「scrollbar-thumb[interactable] <box>640 251」を含む行から「console-line: **** Welcome」を含む行までを、「command-field」を「input-field」に置き換えて更新し、もう一度書き出せ。それ以外の部分は一字も変えないこと。
• • •
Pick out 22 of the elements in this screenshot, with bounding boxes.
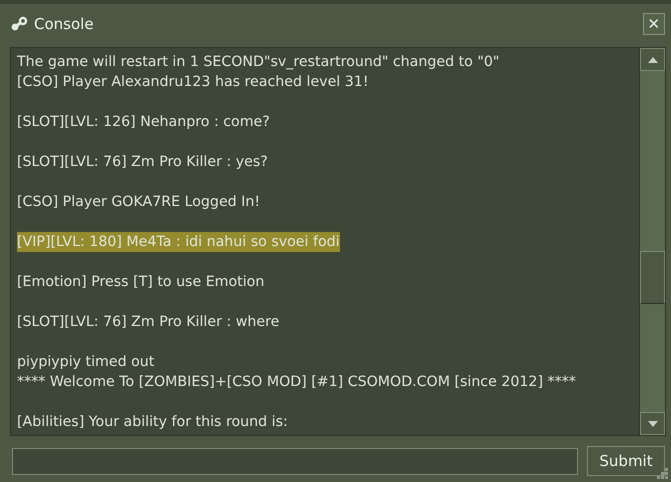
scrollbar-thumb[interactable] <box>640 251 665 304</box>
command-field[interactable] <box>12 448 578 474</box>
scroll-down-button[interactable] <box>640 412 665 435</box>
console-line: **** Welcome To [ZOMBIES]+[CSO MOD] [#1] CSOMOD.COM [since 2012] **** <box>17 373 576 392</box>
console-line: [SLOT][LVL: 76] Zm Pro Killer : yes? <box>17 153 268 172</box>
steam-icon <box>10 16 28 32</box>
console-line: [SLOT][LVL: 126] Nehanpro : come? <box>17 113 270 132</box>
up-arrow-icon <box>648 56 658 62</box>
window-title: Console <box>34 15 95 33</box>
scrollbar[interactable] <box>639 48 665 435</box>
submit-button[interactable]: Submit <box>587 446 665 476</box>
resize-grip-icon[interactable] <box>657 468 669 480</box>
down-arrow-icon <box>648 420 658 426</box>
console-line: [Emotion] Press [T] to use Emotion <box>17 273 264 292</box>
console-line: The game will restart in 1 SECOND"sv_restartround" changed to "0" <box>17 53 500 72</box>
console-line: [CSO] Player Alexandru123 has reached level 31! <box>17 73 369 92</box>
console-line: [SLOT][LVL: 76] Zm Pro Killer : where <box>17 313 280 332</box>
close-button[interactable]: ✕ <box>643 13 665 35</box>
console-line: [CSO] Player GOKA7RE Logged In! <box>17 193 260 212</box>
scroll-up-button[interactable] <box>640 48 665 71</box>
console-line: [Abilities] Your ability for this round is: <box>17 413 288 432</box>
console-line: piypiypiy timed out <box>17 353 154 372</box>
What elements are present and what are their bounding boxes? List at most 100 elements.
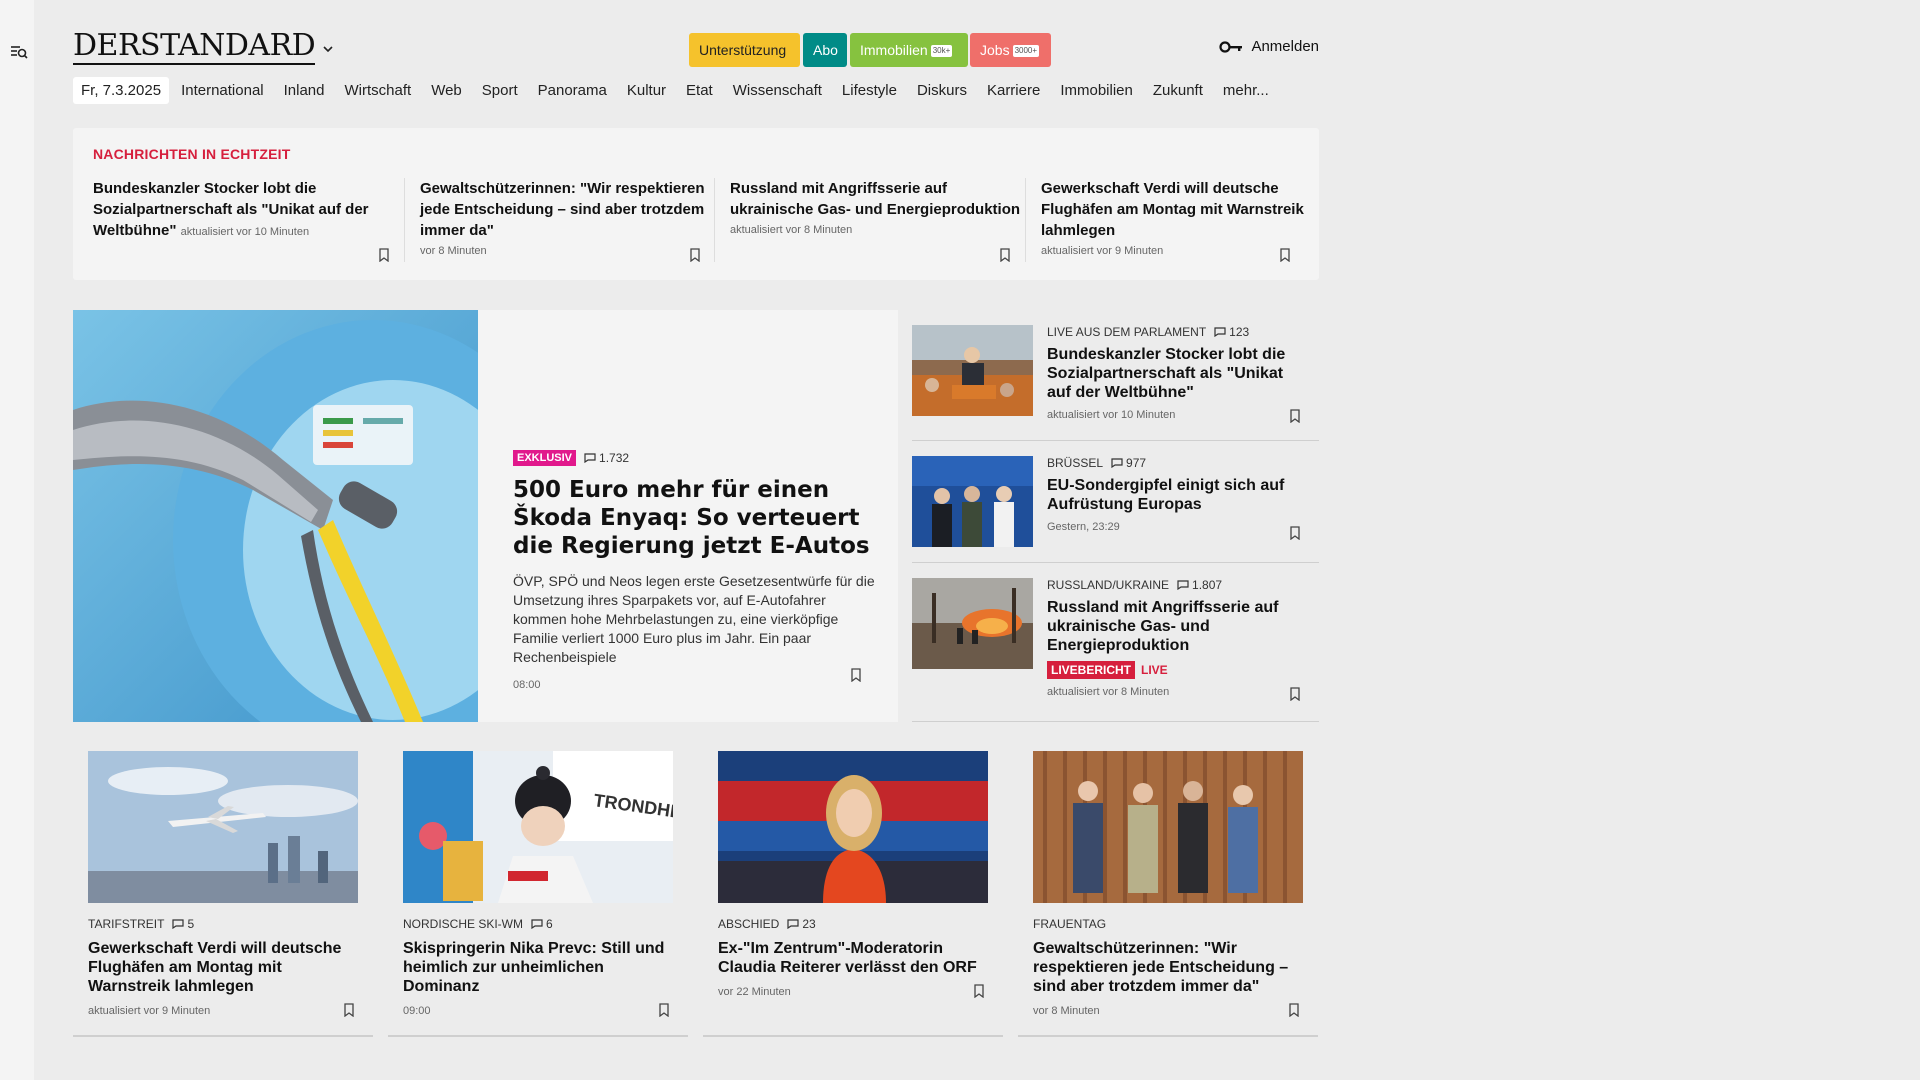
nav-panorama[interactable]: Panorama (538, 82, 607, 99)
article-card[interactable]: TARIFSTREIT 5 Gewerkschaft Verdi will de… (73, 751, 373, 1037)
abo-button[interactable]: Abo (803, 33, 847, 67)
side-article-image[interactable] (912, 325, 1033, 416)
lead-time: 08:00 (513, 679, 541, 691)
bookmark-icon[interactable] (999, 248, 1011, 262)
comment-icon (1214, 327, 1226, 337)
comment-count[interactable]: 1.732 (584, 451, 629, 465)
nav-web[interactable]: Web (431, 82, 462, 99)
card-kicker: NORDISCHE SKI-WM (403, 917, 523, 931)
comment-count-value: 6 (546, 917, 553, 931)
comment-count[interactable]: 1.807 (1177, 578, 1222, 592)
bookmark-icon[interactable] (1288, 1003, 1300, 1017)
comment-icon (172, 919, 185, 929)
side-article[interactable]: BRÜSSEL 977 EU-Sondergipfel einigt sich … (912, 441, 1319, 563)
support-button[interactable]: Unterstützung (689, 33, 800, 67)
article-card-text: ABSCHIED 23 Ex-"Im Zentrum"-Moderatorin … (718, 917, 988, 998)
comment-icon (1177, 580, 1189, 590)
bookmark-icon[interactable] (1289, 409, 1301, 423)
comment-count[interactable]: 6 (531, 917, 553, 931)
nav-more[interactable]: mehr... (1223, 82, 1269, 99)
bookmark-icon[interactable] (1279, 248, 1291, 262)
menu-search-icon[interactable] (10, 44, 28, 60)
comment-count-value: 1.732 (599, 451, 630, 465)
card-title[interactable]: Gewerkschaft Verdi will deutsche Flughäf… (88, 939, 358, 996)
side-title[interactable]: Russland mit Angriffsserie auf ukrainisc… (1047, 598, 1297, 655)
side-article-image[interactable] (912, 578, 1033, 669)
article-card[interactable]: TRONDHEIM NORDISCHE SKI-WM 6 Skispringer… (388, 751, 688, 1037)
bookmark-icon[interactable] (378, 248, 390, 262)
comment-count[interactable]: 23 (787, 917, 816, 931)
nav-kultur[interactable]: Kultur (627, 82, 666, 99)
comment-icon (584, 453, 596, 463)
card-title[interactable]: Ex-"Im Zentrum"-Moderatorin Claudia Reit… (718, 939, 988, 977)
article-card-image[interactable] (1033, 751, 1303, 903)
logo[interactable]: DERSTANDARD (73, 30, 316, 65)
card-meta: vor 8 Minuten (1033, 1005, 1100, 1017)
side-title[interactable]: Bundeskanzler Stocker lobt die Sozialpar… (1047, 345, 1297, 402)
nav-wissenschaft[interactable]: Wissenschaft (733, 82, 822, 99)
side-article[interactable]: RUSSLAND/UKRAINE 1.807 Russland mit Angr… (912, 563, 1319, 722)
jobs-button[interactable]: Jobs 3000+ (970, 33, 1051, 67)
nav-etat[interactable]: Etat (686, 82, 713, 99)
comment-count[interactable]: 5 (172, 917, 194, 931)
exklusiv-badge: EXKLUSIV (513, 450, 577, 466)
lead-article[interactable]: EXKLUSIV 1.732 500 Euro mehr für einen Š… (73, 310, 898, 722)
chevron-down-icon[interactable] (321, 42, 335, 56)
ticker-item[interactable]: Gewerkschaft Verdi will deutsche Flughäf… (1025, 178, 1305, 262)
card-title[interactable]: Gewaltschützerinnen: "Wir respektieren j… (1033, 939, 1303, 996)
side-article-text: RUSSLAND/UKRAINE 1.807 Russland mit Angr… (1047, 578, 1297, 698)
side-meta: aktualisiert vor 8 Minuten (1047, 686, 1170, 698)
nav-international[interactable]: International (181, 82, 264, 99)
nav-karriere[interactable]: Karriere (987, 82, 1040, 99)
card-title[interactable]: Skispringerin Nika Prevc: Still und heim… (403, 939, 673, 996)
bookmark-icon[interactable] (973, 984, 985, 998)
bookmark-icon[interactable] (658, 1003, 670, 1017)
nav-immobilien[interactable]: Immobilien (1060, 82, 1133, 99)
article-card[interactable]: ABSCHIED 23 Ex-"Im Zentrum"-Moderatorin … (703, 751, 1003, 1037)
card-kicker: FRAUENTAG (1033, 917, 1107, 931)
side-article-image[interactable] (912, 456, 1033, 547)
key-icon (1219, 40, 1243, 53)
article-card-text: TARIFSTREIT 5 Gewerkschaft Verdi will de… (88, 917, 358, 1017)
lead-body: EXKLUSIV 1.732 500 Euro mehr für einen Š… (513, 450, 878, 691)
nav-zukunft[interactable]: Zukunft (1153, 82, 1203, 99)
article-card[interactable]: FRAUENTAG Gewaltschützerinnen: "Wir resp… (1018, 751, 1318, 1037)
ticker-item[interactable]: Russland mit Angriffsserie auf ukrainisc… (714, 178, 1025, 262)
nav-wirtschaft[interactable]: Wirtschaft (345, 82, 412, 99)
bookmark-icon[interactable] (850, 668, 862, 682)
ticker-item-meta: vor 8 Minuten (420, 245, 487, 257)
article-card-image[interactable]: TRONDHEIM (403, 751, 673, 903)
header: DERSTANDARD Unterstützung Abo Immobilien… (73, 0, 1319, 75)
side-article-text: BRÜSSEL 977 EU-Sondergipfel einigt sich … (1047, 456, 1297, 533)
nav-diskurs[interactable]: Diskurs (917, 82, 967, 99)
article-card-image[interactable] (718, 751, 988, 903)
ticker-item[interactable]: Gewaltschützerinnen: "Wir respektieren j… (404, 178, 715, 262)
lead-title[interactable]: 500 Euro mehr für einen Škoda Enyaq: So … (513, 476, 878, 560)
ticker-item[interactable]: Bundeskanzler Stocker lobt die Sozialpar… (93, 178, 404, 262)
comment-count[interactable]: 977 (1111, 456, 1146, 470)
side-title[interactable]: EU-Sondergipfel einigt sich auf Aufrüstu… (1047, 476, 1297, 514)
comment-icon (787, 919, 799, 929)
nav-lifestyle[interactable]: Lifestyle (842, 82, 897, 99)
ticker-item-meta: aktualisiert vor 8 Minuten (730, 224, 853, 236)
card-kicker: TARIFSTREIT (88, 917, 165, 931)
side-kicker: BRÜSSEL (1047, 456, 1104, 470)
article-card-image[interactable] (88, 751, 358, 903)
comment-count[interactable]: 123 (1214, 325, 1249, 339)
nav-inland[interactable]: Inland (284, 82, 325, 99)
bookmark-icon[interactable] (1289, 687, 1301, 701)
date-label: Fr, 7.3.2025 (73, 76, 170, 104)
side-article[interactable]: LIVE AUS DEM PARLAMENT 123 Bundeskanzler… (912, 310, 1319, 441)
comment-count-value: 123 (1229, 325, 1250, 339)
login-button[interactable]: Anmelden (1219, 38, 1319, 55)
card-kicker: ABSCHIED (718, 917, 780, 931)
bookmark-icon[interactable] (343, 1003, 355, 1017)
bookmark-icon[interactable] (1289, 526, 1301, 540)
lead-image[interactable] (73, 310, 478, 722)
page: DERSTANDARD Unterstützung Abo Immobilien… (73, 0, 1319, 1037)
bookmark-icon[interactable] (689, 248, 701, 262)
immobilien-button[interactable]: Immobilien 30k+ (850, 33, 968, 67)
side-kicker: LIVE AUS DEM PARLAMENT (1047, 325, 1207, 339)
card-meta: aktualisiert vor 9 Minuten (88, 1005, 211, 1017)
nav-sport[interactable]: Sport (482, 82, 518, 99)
• • •
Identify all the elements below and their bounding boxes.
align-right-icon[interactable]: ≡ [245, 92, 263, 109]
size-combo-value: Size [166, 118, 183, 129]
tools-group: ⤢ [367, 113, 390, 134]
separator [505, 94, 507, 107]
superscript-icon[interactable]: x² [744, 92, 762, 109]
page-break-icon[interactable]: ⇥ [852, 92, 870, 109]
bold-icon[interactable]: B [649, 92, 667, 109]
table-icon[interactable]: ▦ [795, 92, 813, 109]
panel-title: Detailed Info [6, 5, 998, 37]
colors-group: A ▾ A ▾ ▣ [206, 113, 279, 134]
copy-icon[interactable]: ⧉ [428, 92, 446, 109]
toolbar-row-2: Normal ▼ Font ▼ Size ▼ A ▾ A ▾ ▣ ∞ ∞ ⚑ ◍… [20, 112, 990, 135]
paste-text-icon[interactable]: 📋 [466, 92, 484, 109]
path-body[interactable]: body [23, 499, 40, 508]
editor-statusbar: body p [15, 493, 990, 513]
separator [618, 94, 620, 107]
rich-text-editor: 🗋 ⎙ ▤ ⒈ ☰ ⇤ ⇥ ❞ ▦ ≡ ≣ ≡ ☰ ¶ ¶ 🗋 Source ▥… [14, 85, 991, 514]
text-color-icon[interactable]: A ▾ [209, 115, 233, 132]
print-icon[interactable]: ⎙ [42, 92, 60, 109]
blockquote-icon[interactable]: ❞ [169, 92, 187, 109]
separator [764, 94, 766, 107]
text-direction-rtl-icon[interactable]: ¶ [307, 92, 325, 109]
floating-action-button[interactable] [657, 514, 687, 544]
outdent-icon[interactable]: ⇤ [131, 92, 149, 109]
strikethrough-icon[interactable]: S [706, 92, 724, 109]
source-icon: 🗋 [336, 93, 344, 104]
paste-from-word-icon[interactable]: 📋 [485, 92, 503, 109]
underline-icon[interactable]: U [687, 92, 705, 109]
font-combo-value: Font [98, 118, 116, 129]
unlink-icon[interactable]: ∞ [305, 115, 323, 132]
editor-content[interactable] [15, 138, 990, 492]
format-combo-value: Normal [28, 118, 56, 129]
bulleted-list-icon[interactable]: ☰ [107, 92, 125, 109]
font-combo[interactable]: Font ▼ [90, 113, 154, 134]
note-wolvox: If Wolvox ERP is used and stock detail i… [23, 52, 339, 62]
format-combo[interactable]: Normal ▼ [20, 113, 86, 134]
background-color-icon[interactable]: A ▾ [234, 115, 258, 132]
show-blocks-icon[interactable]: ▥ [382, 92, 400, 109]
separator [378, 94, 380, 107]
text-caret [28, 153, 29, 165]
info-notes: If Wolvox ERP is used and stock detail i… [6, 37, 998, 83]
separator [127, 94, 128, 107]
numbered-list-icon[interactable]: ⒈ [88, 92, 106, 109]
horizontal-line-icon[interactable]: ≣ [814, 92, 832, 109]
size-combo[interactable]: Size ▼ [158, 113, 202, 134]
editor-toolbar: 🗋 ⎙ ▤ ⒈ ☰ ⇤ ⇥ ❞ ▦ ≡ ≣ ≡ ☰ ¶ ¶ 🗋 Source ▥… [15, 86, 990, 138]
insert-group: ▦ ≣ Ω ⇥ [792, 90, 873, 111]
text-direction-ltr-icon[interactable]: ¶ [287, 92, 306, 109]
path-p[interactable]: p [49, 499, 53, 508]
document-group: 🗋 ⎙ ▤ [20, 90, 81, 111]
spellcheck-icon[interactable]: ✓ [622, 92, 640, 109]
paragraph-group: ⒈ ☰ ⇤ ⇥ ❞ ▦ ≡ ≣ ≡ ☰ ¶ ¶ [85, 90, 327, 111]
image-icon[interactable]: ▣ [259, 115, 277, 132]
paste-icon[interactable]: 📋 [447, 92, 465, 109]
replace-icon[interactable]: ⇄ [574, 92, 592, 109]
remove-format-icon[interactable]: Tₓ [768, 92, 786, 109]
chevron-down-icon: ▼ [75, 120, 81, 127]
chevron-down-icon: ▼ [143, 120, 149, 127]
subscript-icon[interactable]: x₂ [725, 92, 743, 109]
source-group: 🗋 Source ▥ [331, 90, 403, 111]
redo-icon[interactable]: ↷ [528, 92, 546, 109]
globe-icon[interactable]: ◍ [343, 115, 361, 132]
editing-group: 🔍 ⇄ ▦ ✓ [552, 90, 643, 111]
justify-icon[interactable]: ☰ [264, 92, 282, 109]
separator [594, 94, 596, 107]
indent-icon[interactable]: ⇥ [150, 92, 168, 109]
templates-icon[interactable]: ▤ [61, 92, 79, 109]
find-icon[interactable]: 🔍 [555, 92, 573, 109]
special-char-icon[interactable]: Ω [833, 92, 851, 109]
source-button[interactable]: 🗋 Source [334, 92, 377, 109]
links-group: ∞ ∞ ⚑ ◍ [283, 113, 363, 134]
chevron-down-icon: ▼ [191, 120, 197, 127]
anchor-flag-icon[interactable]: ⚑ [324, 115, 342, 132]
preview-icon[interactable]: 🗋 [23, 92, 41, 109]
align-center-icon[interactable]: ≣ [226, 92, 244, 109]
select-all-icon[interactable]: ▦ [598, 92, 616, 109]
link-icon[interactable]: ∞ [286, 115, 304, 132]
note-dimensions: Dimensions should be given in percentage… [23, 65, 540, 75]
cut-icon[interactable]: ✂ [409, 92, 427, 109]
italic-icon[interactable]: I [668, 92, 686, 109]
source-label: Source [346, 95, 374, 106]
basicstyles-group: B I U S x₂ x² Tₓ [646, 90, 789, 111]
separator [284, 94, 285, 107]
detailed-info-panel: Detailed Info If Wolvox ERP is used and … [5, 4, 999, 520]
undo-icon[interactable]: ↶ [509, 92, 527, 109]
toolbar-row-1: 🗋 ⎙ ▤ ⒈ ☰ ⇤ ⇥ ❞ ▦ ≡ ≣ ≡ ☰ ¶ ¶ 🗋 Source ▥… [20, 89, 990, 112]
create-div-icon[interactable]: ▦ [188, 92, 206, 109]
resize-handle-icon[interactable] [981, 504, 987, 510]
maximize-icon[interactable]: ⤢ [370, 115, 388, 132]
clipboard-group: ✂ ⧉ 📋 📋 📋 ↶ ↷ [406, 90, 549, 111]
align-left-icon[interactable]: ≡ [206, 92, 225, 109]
• • •
## 課題の結果
scrollbar-thumb[interactable] <box>640 251 665 304</box>
input-field[interactable] <box>12 448 578 474</box>
scroll-down-button[interactable] <box>640 412 665 435</box>
console-line: **** Welcome To [ZOMBIES]+[CSO MOD] [#1] CSOMOD.COM [since 2012] **** <box>17 373 576 392</box>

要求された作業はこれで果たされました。